-- start Dataset rows --

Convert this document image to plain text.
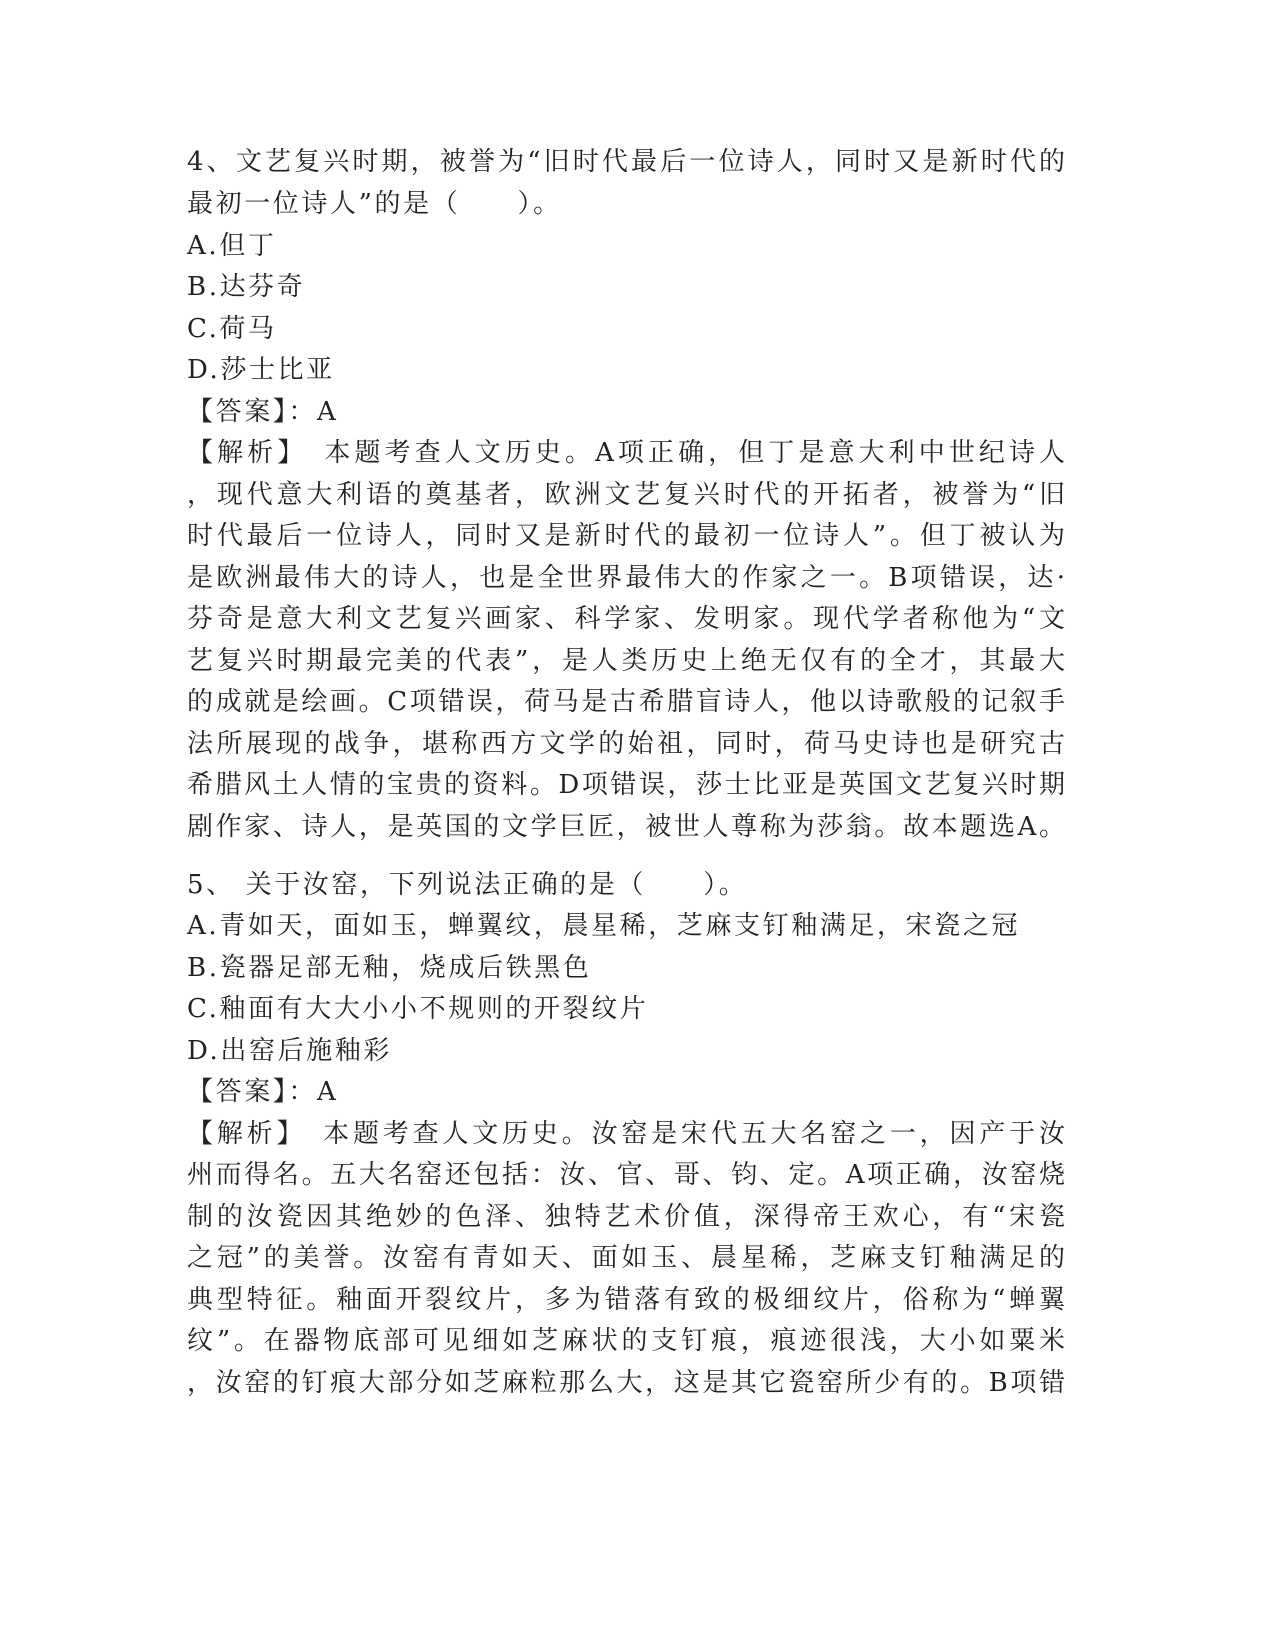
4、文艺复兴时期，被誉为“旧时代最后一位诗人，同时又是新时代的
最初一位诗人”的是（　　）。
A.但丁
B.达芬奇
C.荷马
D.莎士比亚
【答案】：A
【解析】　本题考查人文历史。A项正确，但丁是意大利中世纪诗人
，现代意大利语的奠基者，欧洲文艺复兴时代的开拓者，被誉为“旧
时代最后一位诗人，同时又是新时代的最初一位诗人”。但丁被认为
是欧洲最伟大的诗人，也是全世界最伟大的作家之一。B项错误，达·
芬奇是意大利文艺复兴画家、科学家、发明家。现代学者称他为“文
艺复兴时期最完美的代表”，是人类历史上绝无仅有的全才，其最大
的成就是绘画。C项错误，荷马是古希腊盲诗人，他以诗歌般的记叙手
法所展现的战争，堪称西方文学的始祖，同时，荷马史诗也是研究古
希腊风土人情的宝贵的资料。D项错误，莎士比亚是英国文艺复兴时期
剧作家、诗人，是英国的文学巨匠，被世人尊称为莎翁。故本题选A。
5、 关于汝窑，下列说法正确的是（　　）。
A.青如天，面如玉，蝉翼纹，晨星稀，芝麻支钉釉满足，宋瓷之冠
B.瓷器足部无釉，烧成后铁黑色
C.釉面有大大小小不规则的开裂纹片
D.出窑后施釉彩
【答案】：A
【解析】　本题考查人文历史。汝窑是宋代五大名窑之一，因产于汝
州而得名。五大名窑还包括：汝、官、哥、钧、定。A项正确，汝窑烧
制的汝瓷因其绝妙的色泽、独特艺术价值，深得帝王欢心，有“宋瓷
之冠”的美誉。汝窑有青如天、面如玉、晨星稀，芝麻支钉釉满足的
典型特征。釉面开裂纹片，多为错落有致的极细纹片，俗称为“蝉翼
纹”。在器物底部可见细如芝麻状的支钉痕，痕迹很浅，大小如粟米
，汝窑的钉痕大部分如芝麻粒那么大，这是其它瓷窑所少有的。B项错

-- end Dataset rows --

[Instructions to follow] Leave the pictures out and print the records above exactly as they stand.

[Exercise result]
Convert this document image to plain text.
4、文艺复兴时期，被誉为“旧时代最后一位诗人，同时又是新时代的
最初一位诗人”的是（　　）。
A.但丁
B.达芬奇
C.荷马
D.莎士比亚
【答案】：A
【解析】　本题考查人文历史。A项正确，但丁是意大利中世纪诗人
，现代意大利语的奠基者，欧洲文艺复兴时代的开拓者，被誉为“旧
时代最后一位诗人，同时又是新时代的最初一位诗人”。但丁被认为
是欧洲最伟大的诗人，也是全世界最伟大的作家之一。B项错误，达·
芬奇是意大利文艺复兴画家、科学家、发明家。现代学者称他为“文
艺复兴时期最完美的代表”，是人类历史上绝无仅有的全才，其最大
的成就是绘画。C项错误，荷马是古希腊盲诗人，他以诗歌般的记叙手
法所展现的战争，堪称西方文学的始祖，同时，荷马史诗也是研究古
希腊风土人情的宝贵的资料。D项错误，莎士比亚是英国文艺复兴时期
剧作家、诗人，是英国的文学巨匠，被世人尊称为莎翁。故本题选A。
5、 关于汝窑，下列说法正确的是（　　）。
A.青如天，面如玉，蝉翼纹，晨星稀，芝麻支钉釉满足，宋瓷之冠
B.瓷器足部无釉，烧成后铁黑色
C.釉面有大大小小不规则的开裂纹片
D.出窑后施釉彩
【答案】：A
【解析】　本题考查人文历史。汝窑是宋代五大名窑之一，因产于汝
州而得名。五大名窑还包括：汝、官、哥、钧、定。A项正确，汝窑烧
制的汝瓷因其绝妙的色泽、独特艺术价值，深得帝王欢心，有“宋瓷
之冠”的美誉。汝窑有青如天、面如玉、晨星稀，芝麻支钉釉满足的
典型特征。釉面开裂纹片，多为错落有致的极细纹片，俗称为“蝉翼
纹”。在器物底部可见细如芝麻状的支钉痕，痕迹很浅，大小如粟米
，汝窑的钉痕大部分如芝麻粒那么大，这是其它瓷窑所少有的。B项错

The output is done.